Request:
Without including any pictures, write out all the entries exactly.

Source records:
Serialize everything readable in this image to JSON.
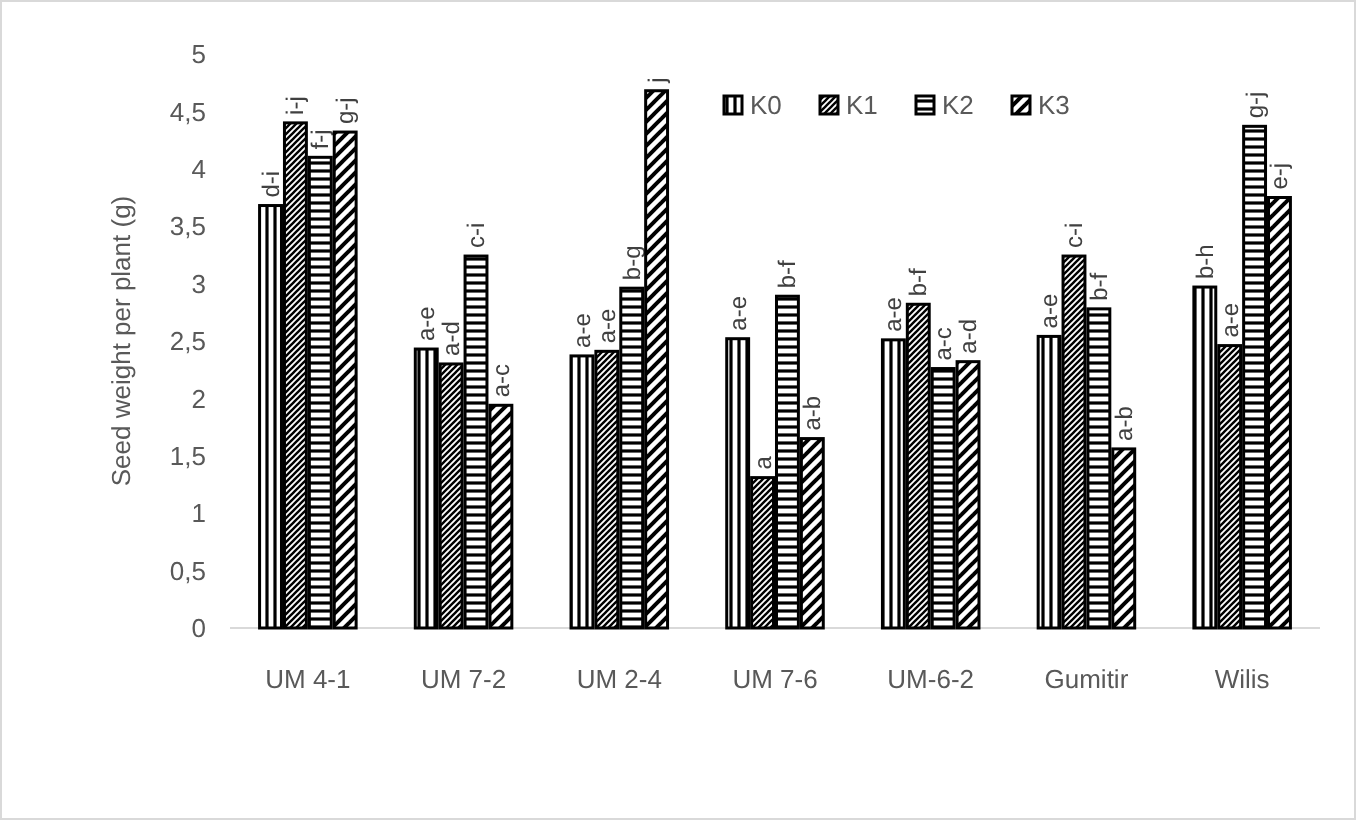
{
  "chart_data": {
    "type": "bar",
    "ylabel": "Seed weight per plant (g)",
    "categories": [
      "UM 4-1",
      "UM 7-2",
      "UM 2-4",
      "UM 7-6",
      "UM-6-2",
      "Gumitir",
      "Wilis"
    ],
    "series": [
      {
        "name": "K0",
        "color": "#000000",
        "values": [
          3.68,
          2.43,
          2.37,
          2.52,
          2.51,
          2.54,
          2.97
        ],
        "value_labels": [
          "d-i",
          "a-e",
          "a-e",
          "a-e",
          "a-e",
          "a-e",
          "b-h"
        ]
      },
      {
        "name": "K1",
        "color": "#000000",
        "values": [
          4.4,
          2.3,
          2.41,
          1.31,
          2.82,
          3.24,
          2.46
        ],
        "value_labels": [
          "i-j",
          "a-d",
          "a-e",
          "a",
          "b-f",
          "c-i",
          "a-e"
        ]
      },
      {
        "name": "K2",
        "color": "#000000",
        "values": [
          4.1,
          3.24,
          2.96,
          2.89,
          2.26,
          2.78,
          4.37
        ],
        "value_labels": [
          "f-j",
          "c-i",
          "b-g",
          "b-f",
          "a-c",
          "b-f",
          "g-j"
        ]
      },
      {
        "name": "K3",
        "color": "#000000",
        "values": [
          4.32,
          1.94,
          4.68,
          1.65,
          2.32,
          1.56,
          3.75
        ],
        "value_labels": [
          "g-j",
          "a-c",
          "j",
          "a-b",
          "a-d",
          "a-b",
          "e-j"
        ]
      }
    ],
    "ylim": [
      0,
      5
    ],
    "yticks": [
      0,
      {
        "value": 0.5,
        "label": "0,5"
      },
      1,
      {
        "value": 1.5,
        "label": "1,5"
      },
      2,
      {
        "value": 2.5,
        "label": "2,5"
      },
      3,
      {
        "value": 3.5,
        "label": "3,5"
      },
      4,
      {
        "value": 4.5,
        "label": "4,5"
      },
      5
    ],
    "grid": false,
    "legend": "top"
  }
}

Problem solution:
Serialize everything readable in this image to JSON.
{
  "chart_data": {
    "type": "bar",
    "ylabel": "Seed weight per plant (g)",
    "categories": [
      "UM 4-1",
      "UM 7-2",
      "UM 2-4",
      "UM 7-6",
      "UM-6-2",
      "Gumitir",
      "Wilis"
    ],
    "series": [
      {
        "name": "K0",
        "color": "#000000",
        "values": [
          3.68,
          2.43,
          2.37,
          2.52,
          2.51,
          2.54,
          2.97
        ],
        "value_labels": [
          "d-i",
          "a-e",
          "a-e",
          "a-e",
          "a-e",
          "a-e",
          "b-h"
        ]
      },
      {
        "name": "K1",
        "color": "#000000",
        "values": [
          4.4,
          2.3,
          2.41,
          1.31,
          2.82,
          3.24,
          2.46
        ],
        "value_labels": [
          "i-j",
          "a-d",
          "a-e",
          "a",
          "b-f",
          "c-i",
          "a-e"
        ]
      },
      {
        "name": "K2",
        "color": "#000000",
        "values": [
          4.1,
          3.24,
          2.96,
          2.89,
          2.26,
          2.78,
          4.37
        ],
        "value_labels": [
          "f-j",
          "c-i",
          "b-g",
          "b-f",
          "a-c",
          "b-f",
          "g-j"
        ]
      },
      {
        "name": "K3",
        "color": "#000000",
        "values": [
          4.32,
          1.94,
          4.68,
          1.65,
          2.32,
          1.56,
          3.75
        ],
        "value_labels": [
          "g-j",
          "a-c",
          "j",
          "a-b",
          "a-d",
          "a-b",
          "e-j"
        ]
      }
    ],
    "ylim": [
      0,
      5
    ],
    "yticks": [
      0,
      {
        "value": 0.5,
        "label": "0,5"
      },
      1,
      {
        "value": 1.5,
        "label": "1,5"
      },
      2,
      {
        "value": 2.5,
        "label": "2,5"
      },
      3,
      {
        "value": 3.5,
        "label": "3,5"
      },
      4,
      {
        "value": 4.5,
        "label": "4,5"
      },
      5
    ],
    "grid": false,
    "legend": "top"
  }
}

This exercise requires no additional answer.